▶ **Given instruction**: Which lines contain the word "right"? Return each of them as written.

▶ **Listed records**:
■ ■ ■ ■ ■
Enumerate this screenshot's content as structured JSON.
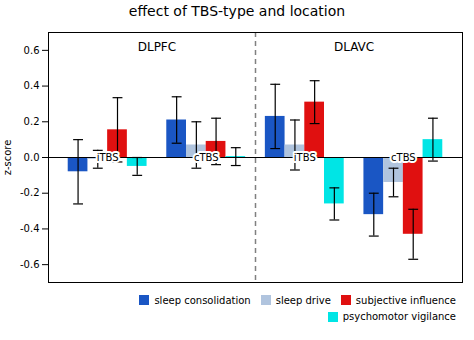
{
  "chart_data": {
    "type": "bar",
    "title": "effect of TBS-type and location",
    "ylabel": "z-score",
    "categories": [
      "iTBS",
      "cTBS",
      "iTBS",
      "cTBS"
    ],
    "annotations": [
      "DLPFC",
      "DLAVC"
    ],
    "series": [
      {
        "name": "sleep consolidation",
        "color": "#1a56c4",
        "values": [
          -0.08,
          0.21,
          0.23,
          -0.32
        ],
        "errors": [
          0.18,
          0.13,
          0.18,
          0.12
        ]
      },
      {
        "name": "sleep drive",
        "color": "#b0c4de",
        "values": [
          -0.01,
          0.07,
          0.07,
          -0.14
        ],
        "errors": [
          0.05,
          0.13,
          0.14,
          0.08
        ]
      },
      {
        "name": "subjective influence",
        "color": "#e01010",
        "values": [
          0.155,
          0.09,
          0.31,
          -0.43
        ],
        "errors": [
          0.18,
          0.13,
          0.12,
          0.14
        ]
      },
      {
        "name": "psychomotor vigilance",
        "color": "#00e5e5",
        "values": [
          -0.05,
          0.005,
          -0.26,
          0.1
        ],
        "errors": [
          0.05,
          0.05,
          0.09,
          0.12
        ]
      }
    ],
    "ylim": [
      -0.7,
      0.7
    ],
    "yticks": [
      -0.6,
      -0.4,
      -0.2,
      {
        "value": 0.0,
        "label": "0.0"
      },
      0.2,
      0.4,
      0.6
    ],
    "grid": false,
    "legend": "lower right"
  }
}
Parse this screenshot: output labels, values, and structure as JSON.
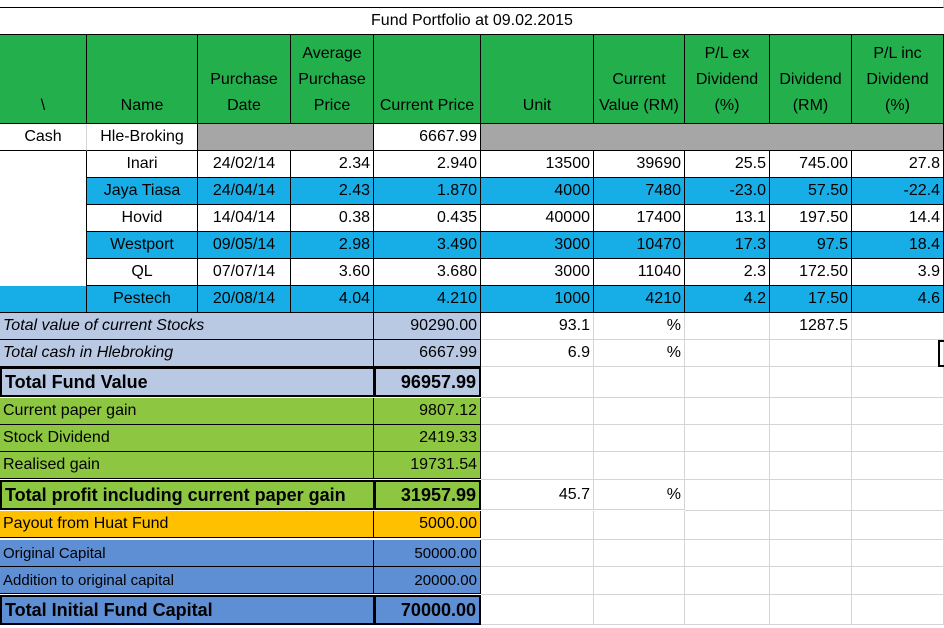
{
  "title": "Fund Portfolio at 09.02.2015",
  "headers": [
    "\\",
    "Name",
    "Purchase Date",
    "Average Purchase Price",
    "Current Price",
    "Unit",
    "Current Value (RM)",
    "P/L ex Dividend (%)",
    "Dividend (RM)",
    "P/L inc Dividend (%)"
  ],
  "cash_row": {
    "label": "Cash",
    "name": "Hle-Broking",
    "price": "6667.99"
  },
  "stocks": [
    {
      "name": "Inari",
      "date": "24/02/14",
      "avg": "2.34",
      "cur": "2.940",
      "unit": "13500",
      "value": "39690",
      "pl_ex": "25.5",
      "div": "745.00",
      "pl_inc": "27.8"
    },
    {
      "name": "Jaya Tiasa",
      "date": "24/04/14",
      "avg": "2.43",
      "cur": "1.870",
      "unit": "4000",
      "value": "7480",
      "pl_ex": "-23.0",
      "div": "57.50",
      "pl_inc": "-22.4"
    },
    {
      "name": "Hovid",
      "date": "14/04/14",
      "avg": "0.38",
      "cur": "0.435",
      "unit": "40000",
      "value": "17400",
      "pl_ex": "13.1",
      "div": "197.50",
      "pl_inc": "14.4"
    },
    {
      "name": "Westport",
      "date": "09/05/14",
      "avg": "2.98",
      "cur": "3.490",
      "unit": "3000",
      "value": "10470",
      "pl_ex": "17.3",
      "div": "97.5",
      "pl_inc": "18.4"
    },
    {
      "name": "QL",
      "date": "07/07/14",
      "avg": "3.60",
      "cur": "3.680",
      "unit": "3000",
      "value": "11040",
      "pl_ex": "2.3",
      "div": "172.50",
      "pl_inc": "3.9"
    },
    {
      "name": "Pestech",
      "date": "20/08/14",
      "avg": "4.04",
      "cur": "4.210",
      "unit": "1000",
      "value": "4210",
      "pl_ex": "4.2",
      "div": "17.50",
      "pl_inc": "4.6"
    }
  ],
  "summary": {
    "stocks_label": "Total value of current Stocks",
    "stocks_value": "90290.00",
    "stocks_pct": "93.1",
    "pct_sign": "%",
    "div_total": "1287.5",
    "cash_label": "Total cash in Hlebroking",
    "cash_value": "6667.99",
    "cash_pct": "6.9",
    "fund_label": "Total Fund Value",
    "fund_value": "96957.99",
    "paper_label": "Current paper gain",
    "paper_value": "9807.12",
    "divid_label": "Stock Dividend",
    "divid_value": "2419.33",
    "realised_label": "Realised gain",
    "realised_value": "19731.54",
    "profit_label": "Total profit including current paper gain",
    "profit_value": "31957.99",
    "profit_pct": "45.7",
    "payout_label": "Payout from Huat Fund",
    "payout_value": "5000.00",
    "orig_label": "Original Capital",
    "orig_value": "50000.00",
    "add_label": "Addition to original capital",
    "add_value": "20000.00",
    "initial_label": "Total Initial Fund Capital",
    "initial_value": "70000.00"
  }
}
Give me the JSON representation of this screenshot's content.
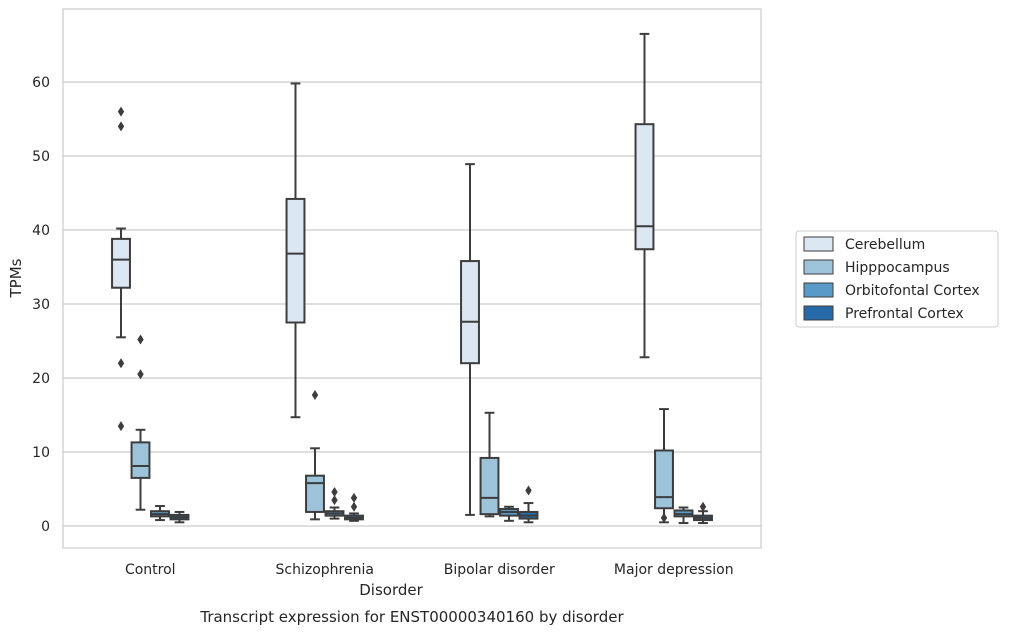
{
  "chart_data": {
    "type": "boxplot",
    "title": "",
    "caption": "Transcript expression for ENST00000340160 by disorder",
    "xlabel": "Disorder",
    "ylabel": "TPMs",
    "ylim": [
      -3,
      69
    ],
    "yticks": [
      0,
      10,
      20,
      30,
      40,
      50,
      60
    ],
    "grid": "horizontal",
    "legend_position": "right",
    "categories": [
      "Control",
      "Schizophrenia",
      "Bipolar disorder",
      "Major depression"
    ],
    "series": [
      {
        "name": "Cerebellum",
        "color": "#dbe7f3",
        "boxes": [
          {
            "whislo": 25.5,
            "q1": 32.2,
            "med": 36.0,
            "q3": 38.8,
            "whishi": 40.2,
            "fliers": [
              56.0,
              54.0,
              22.0,
              13.5
            ]
          },
          {
            "whislo": 14.7,
            "q1": 27.5,
            "med": 36.8,
            "q3": 44.2,
            "whishi": 59.8,
            "fliers": []
          },
          {
            "whislo": 1.5,
            "q1": 22.0,
            "med": 27.6,
            "q3": 35.8,
            "whishi": 48.9,
            "fliers": []
          },
          {
            "whislo": 22.8,
            "q1": 37.4,
            "med": 40.5,
            "q3": 54.3,
            "whishi": 66.5,
            "fliers": []
          }
        ]
      },
      {
        "name": "Hipppocampus",
        "color": "#9cc3da",
        "boxes": [
          {
            "whislo": 2.2,
            "q1": 6.5,
            "med": 8.1,
            "q3": 11.3,
            "whishi": 13.0,
            "fliers": [
              25.2,
              20.5
            ]
          },
          {
            "whislo": 0.9,
            "q1": 1.9,
            "med": 5.8,
            "q3": 6.8,
            "whishi": 10.5,
            "fliers": [
              17.7
            ]
          },
          {
            "whislo": 1.3,
            "q1": 1.6,
            "med": 3.8,
            "q3": 9.2,
            "whishi": 15.3,
            "fliers": []
          },
          {
            "whislo": 0.5,
            "q1": 2.4,
            "med": 3.9,
            "q3": 10.2,
            "whishi": 15.8,
            "fliers": [
              1.1
            ]
          }
        ]
      },
      {
        "name": "Orbitofontal Cortex",
        "color": "#5a9ac8",
        "boxes": [
          {
            "whislo": 0.8,
            "q1": 1.3,
            "med": 1.6,
            "q3": 2.0,
            "whishi": 2.7,
            "fliers": []
          },
          {
            "whislo": 1.0,
            "q1": 1.4,
            "med": 1.7,
            "q3": 2.0,
            "whishi": 2.5,
            "fliers": [
              4.6,
              3.5
            ]
          },
          {
            "whislo": 0.7,
            "q1": 1.4,
            "med": 1.9,
            "q3": 2.3,
            "whishi": 2.6,
            "fliers": []
          },
          {
            "whislo": 0.4,
            "q1": 1.3,
            "med": 1.6,
            "q3": 2.1,
            "whishi": 2.5,
            "fliers": []
          }
        ]
      },
      {
        "name": "Prefrontal Cortex",
        "color": "#2869a8",
        "boxes": [
          {
            "whislo": 0.5,
            "q1": 0.9,
            "med": 1.2,
            "q3": 1.5,
            "whishi": 1.9,
            "fliers": []
          },
          {
            "whislo": 0.7,
            "q1": 0.9,
            "med": 1.1,
            "q3": 1.4,
            "whishi": 1.7,
            "fliers": [
              3.8,
              2.6
            ]
          },
          {
            "whislo": 0.5,
            "q1": 1.0,
            "med": 1.4,
            "q3": 1.9,
            "whishi": 3.1,
            "fliers": [
              4.8
            ]
          },
          {
            "whislo": 0.4,
            "q1": 0.8,
            "med": 1.1,
            "q3": 1.4,
            "whishi": 2.0,
            "fliers": [
              2.6
            ]
          }
        ]
      }
    ]
  }
}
■ ■ ■ ■ ■
▶ **Answer to the task**:
    "legend": "lower right"
    "legend_position": "right",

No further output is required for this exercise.